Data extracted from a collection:
= = =

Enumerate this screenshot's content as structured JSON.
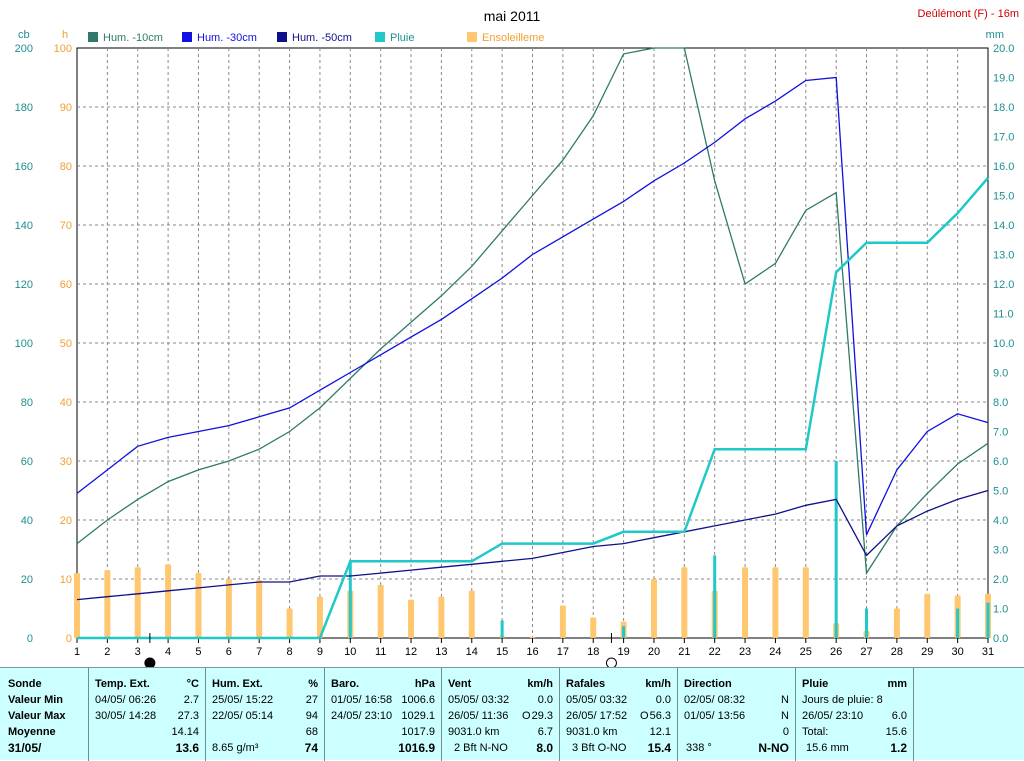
{
  "header": {
    "title": "mai 2011",
    "station": "Deûlémont (F) - 16m"
  },
  "axes": {
    "left1_unit": "cb",
    "left2_unit": "h",
    "right_unit": "mm",
    "left1_ticks": [
      "0",
      "20",
      "40",
      "60",
      "80",
      "100",
      "120",
      "140",
      "160",
      "180",
      "200"
    ],
    "left2_ticks": [
      "0",
      "10",
      "20",
      "30",
      "40",
      "50",
      "60",
      "70",
      "80",
      "90",
      "100"
    ],
    "right_ticks": [
      "0.0",
      "1.0",
      "2.0",
      "3.0",
      "4.0",
      "5.0",
      "6.0",
      "7.0",
      "8.0",
      "9.0",
      "10.0",
      "11.0",
      "12.0",
      "13.0",
      "14.0",
      "15.0",
      "16.0",
      "17.0",
      "18.0",
      "19.0",
      "20.0"
    ],
    "x_ticks": [
      "1",
      "2",
      "3",
      "4",
      "5",
      "6",
      "7",
      "8",
      "9",
      "10",
      "11",
      "12",
      "13",
      "14",
      "15",
      "16",
      "17",
      "18",
      "19",
      "20",
      "21",
      "22",
      "23",
      "24",
      "25",
      "26",
      "27",
      "28",
      "29",
      "30",
      "31"
    ]
  },
  "colors": {
    "hum10": "#2f7a6a",
    "hum30": "#1010e0",
    "hum50": "#10108a",
    "pluie": "#20c8c8",
    "soleil": "#ffc870"
  },
  "chart_data": {
    "type": "line",
    "title": "mai 2011",
    "x": [
      1,
      2,
      3,
      4,
      5,
      6,
      7,
      8,
      9,
      10,
      11,
      12,
      13,
      14,
      15,
      16,
      17,
      18,
      19,
      20,
      21,
      22,
      23,
      24,
      25,
      26,
      27,
      28,
      29,
      30,
      31
    ],
    "legend_placement": "top-left",
    "series": [
      {
        "name": "Hum. -10cm",
        "unit": "cb",
        "values": [
          32,
          40,
          47,
          53,
          57,
          60,
          64,
          70,
          78,
          88,
          98,
          107,
          116,
          126,
          138,
          150,
          162,
          177,
          198,
          200,
          200,
          155,
          120,
          127,
          145,
          151,
          22,
          38,
          49,
          59,
          66
        ]
      },
      {
        "name": "Hum. -30cm",
        "unit": "cb",
        "values": [
          49,
          57,
          65,
          68,
          70,
          72,
          75,
          78,
          84,
          90,
          96,
          102,
          108,
          115,
          122,
          130,
          136,
          142,
          148,
          155,
          161,
          168,
          176,
          182,
          189,
          190,
          35,
          57,
          70,
          76,
          73
        ]
      },
      {
        "name": "Hum. -50cm",
        "unit": "cb",
        "values": [
          13,
          14,
          15,
          16,
          17,
          18,
          19,
          19,
          21,
          21,
          22,
          23,
          24,
          25,
          26,
          27,
          29,
          31,
          32,
          34,
          36,
          38,
          40,
          42,
          45,
          47,
          28,
          38,
          43,
          47,
          50
        ]
      },
      {
        "name": "Pluie",
        "unit": "mm",
        "cumulative": true,
        "values": [
          0,
          0,
          0,
          0,
          0,
          0,
          0,
          0,
          0,
          2.6,
          2.6,
          2.6,
          2.6,
          2.6,
          3.2,
          3.2,
          3.2,
          3.2,
          3.6,
          3.6,
          3.6,
          6.4,
          6.4,
          6.4,
          6.4,
          12.4,
          13.4,
          13.4,
          13.4,
          14.4,
          15.6
        ],
        "daily": [
          0,
          0,
          0,
          0,
          0,
          0,
          0,
          0,
          0,
          2.6,
          0,
          0,
          0,
          0,
          0.6,
          0,
          0,
          0,
          0.4,
          0,
          0,
          2.8,
          0,
          0,
          0,
          6.0,
          1.0,
          0,
          0,
          1.0,
          1.2
        ]
      },
      {
        "name": "Ensoleilleme",
        "unit": "h",
        "type": "bar",
        "values": [
          11,
          11.5,
          12,
          12.5,
          11,
          10,
          9.8,
          5,
          7,
          8,
          9,
          6.5,
          7,
          8,
          0.4,
          0.2,
          5.5,
          3.5,
          2.8,
          10,
          12,
          8,
          12,
          12,
          12,
          2.5,
          1.2,
          5,
          7.5,
          7.2,
          7.5
        ]
      }
    ],
    "ylim_cb": [
      0,
      200
    ],
    "ylim_h": [
      0,
      100
    ],
    "ylim_mm": [
      0,
      20
    ],
    "xlim": [
      1,
      31
    ],
    "grid": true,
    "moon_markers": [
      {
        "x": 3.4,
        "phase": "new"
      },
      {
        "x": 18.6,
        "phase": "full"
      }
    ]
  },
  "footer": {
    "labels": {
      "sonde": "Sonde",
      "min": "Valeur Min",
      "max": "Valeur Max",
      "moy": "Moyenne",
      "date": "31/05/"
    },
    "temp": {
      "head": "Temp. Ext.",
      "unit": "°C",
      "min_t": "04/05/ 06:26",
      "min_v": "2.7",
      "max_t": "30/05/ 14:28",
      "max_v": "27.3",
      "moy_v": "14.14",
      "cur_v": "13.6"
    },
    "hum": {
      "head": "Hum. Ext.",
      "unit": "%",
      "min_t": "25/05/ 15:22",
      "min_v": "27",
      "max_t": "22/05/ 05:14",
      "max_v": "94",
      "moy_v": "68",
      "cur_l": "8.65 g/m³",
      "cur_v": "74"
    },
    "baro": {
      "head": "Baro.",
      "unit": "hPa",
      "min_t": "01/05/ 16:58",
      "min_v": "1006.6",
      "max_t": "24/05/ 23:10",
      "max_v": "1029.1",
      "moy_v": "1017.9",
      "cur_v": "1016.9"
    },
    "vent": {
      "head": "Vent",
      "unit": "km/h",
      "min_t": "05/05/ 03:32",
      "min_v": "0.0",
      "max_t": "26/05/ 11:36",
      "max_d": "O",
      "max_v": "29.3",
      "moy_l": "9031.0 km",
      "moy_v": "6.7",
      "cur_l": "2 Bft N-NO",
      "cur_v": "8.0"
    },
    "rafales": {
      "head": "Rafales",
      "unit": "km/h",
      "min_t": "05/05/ 03:32",
      "min_v": "0.0",
      "max_t": "26/05/ 17:52",
      "max_d": "O",
      "max_v": "56.3",
      "moy_l": "9031.0 km",
      "moy_v": "12.1",
      "cur_l": "3 Bft O-NO",
      "cur_v": "15.4"
    },
    "direction": {
      "head": "Direction",
      "min_t": "02/05/ 08:32",
      "min_v": "N",
      "max_t": "01/05/ 13:56",
      "max_v": "N",
      "moy_v": "0",
      "cur_l": "338 °",
      "cur_v": "N-NO"
    },
    "pluie": {
      "head": "Pluie",
      "unit": "mm",
      "jours": "Jours de pluie: 8",
      "max_t": "26/05/ 23:10",
      "max_v": "6.0",
      "total_l": "Total:",
      "total_v": "15.6",
      "cur_l": "15.6 mm",
      "cur_v": "1.2"
    }
  }
}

= = =

Above are the records. Copy every line in them holding "name".

=== Answer for the task ===
        "name": "Hum. -10cm",
        "name": "Hum. -30cm",
        "name": "Hum. -50cm",
        "name": "Pluie",
        "name": "Ensoleilleme",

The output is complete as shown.